### Exercise directions
Which lines in the records below contain the word "udkast"? Copy each of them.

### Task inputs

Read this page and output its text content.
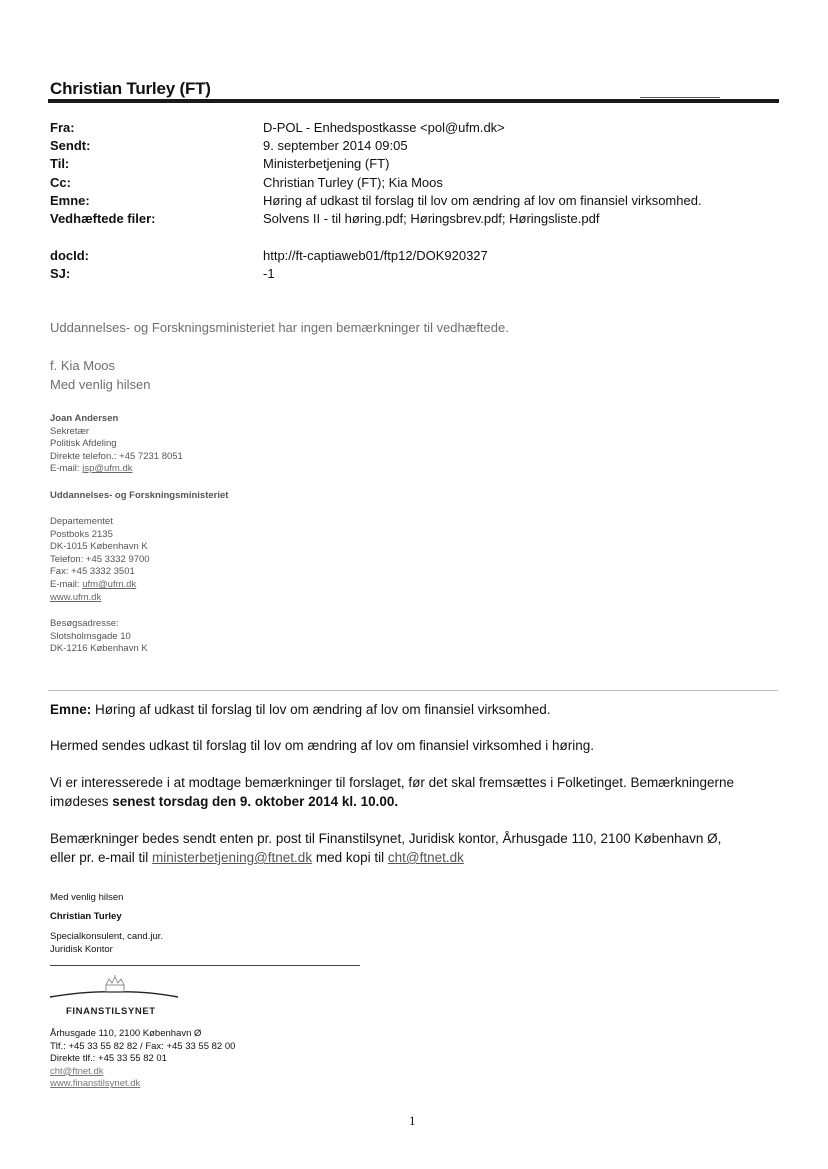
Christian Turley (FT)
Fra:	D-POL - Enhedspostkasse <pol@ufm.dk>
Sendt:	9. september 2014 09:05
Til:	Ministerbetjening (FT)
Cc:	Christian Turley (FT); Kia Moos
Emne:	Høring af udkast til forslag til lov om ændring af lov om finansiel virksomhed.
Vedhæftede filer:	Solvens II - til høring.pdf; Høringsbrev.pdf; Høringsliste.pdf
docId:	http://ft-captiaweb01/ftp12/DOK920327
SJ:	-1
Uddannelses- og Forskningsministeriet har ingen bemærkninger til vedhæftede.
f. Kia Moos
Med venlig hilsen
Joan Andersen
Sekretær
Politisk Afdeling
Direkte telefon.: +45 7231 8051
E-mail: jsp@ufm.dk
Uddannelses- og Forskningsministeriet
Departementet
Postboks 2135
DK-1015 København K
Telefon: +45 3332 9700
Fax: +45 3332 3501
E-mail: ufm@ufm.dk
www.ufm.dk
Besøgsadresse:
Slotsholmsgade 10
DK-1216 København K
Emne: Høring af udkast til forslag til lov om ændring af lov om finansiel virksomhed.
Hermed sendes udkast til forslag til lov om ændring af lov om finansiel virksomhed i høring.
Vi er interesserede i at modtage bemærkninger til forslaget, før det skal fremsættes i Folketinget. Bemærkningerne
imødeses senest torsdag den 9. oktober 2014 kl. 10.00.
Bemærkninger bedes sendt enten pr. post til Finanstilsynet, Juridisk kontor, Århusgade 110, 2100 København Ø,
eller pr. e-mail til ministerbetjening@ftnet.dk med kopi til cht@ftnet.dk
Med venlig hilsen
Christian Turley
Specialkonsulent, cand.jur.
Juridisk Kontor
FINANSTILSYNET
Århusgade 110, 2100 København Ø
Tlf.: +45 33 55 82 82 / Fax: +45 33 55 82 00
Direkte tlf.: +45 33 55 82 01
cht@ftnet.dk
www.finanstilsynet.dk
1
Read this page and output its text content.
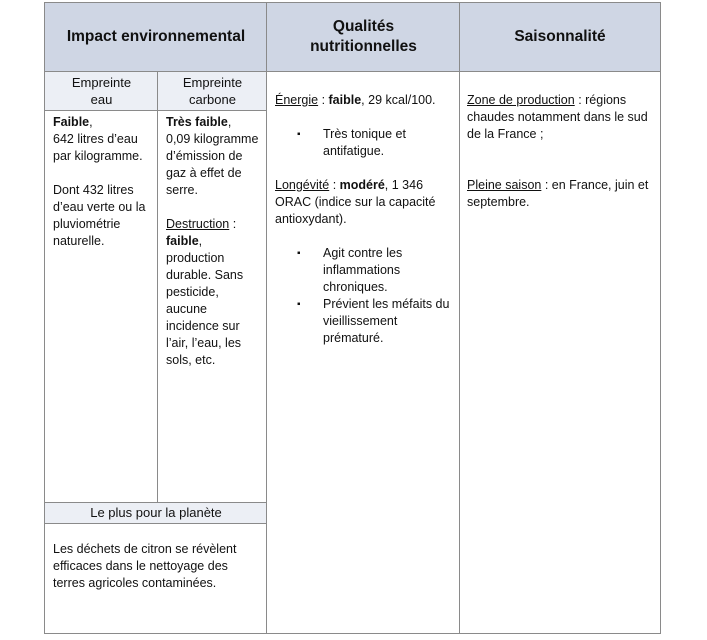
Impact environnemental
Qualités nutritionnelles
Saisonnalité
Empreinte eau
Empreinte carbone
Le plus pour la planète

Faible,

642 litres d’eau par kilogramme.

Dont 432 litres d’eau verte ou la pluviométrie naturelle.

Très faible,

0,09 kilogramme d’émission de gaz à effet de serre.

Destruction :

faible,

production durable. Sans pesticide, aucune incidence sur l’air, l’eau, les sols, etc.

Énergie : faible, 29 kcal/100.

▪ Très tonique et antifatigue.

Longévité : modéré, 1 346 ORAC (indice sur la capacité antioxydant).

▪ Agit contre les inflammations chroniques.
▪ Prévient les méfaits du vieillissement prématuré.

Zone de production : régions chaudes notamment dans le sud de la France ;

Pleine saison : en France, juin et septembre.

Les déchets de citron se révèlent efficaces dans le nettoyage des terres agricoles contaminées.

### Answer for the task
Emne:	Høring af udkast til forslag til lov om ændring af lov om finansiel virksomhed.
Emne: Høring af udkast til forslag til lov om ændring af lov om finansiel virksomhed.
Hermed sendes udkast til forslag til lov om ændring af lov om finansiel virksomhed i høring.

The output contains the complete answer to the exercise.